▸ **REQUIRED WORK**
Where does the string "What" occur in the entries below? Copy every line where it does.

▸ **DATA SECTION**
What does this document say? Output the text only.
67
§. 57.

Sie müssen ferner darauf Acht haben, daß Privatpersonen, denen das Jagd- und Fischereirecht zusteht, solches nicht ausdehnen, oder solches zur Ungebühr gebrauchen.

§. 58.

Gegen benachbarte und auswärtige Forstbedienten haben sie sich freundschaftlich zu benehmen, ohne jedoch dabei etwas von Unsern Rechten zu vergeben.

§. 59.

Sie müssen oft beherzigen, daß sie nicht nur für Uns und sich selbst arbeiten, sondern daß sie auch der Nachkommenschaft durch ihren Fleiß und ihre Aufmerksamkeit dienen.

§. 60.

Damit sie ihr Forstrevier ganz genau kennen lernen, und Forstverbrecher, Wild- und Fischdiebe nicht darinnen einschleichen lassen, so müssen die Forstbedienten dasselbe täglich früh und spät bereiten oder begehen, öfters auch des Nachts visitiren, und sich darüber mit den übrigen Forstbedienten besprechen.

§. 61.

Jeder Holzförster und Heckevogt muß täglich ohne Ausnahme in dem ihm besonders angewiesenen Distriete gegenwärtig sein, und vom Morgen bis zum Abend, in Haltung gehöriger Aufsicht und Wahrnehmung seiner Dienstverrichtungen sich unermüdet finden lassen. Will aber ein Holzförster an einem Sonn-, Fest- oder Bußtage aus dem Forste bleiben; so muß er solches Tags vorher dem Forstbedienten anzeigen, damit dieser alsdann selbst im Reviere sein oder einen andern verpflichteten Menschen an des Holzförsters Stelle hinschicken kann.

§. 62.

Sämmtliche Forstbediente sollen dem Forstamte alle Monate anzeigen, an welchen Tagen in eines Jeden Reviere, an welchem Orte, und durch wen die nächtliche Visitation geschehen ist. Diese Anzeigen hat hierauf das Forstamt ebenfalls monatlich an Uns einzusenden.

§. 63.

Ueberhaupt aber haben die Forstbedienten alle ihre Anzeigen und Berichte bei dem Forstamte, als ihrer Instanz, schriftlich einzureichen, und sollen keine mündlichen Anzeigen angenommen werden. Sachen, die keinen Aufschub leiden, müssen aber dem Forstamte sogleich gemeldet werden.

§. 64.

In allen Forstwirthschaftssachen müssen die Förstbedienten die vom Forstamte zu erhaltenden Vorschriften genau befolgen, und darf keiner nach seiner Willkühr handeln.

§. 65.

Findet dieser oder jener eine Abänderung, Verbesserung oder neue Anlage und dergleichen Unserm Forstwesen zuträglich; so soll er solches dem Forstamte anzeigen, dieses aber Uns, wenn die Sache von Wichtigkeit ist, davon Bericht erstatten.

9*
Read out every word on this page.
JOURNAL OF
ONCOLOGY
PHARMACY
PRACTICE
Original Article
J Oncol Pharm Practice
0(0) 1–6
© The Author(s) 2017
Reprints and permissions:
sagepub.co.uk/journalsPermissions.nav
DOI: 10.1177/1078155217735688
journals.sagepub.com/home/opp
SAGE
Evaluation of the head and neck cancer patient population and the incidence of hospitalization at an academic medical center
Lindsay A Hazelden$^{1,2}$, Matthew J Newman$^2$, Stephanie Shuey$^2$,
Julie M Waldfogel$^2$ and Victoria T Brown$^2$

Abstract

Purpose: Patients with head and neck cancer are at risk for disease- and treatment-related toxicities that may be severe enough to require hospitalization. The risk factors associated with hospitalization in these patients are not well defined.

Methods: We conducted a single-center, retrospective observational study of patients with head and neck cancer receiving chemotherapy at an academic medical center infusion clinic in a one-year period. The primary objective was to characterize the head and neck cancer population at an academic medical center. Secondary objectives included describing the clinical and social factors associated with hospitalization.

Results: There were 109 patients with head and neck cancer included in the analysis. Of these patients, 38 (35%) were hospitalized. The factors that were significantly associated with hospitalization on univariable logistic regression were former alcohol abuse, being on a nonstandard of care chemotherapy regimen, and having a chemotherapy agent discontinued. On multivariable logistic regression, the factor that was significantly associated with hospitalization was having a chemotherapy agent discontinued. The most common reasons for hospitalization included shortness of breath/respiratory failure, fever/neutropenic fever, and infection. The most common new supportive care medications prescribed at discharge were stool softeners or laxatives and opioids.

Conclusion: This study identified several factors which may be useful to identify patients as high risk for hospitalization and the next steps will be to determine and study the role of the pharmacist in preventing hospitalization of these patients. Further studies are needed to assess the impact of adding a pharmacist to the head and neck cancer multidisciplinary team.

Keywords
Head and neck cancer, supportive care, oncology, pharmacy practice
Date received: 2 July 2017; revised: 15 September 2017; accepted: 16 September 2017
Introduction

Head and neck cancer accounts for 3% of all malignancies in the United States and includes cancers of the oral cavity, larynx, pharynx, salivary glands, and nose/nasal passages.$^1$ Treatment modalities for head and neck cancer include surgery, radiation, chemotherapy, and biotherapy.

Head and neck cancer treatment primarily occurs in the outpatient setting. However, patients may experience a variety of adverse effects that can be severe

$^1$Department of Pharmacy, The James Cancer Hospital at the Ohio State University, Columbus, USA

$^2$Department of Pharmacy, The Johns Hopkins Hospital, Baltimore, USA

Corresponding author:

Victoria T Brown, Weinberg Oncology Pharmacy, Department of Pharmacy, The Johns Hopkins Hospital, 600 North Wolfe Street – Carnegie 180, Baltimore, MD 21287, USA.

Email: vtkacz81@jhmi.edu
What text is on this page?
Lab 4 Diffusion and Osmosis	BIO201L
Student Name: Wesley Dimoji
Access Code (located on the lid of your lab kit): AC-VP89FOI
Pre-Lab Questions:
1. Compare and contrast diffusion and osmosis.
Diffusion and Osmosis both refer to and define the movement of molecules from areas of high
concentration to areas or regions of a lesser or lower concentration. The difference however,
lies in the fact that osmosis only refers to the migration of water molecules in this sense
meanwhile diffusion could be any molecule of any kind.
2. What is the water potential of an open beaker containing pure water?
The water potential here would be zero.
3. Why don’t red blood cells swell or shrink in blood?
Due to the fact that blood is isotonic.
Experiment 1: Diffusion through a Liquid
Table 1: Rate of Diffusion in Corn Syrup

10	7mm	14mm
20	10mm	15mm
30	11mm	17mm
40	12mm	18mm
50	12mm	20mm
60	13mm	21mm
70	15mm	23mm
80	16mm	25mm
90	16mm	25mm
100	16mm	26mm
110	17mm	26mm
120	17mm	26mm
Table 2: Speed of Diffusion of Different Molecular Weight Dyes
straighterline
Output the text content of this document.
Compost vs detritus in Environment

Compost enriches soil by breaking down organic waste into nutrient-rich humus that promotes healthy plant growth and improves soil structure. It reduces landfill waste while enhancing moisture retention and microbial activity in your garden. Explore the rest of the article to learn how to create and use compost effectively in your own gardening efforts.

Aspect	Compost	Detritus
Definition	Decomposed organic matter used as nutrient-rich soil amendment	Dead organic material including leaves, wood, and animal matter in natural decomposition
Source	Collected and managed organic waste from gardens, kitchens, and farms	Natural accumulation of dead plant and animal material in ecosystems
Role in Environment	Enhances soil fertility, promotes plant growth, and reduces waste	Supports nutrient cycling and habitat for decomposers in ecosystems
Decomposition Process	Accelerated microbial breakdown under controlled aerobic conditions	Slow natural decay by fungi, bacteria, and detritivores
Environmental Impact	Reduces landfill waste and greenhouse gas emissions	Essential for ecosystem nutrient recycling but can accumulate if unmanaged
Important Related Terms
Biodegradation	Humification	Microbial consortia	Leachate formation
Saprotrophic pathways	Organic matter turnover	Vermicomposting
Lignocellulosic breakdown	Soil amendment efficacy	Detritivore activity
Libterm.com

▸ **ANSWER TO THIS EXERCISE**
What does this document say? Output the text only.
What text is on this page?
2. What is the water potential of an open beaker containing pure water?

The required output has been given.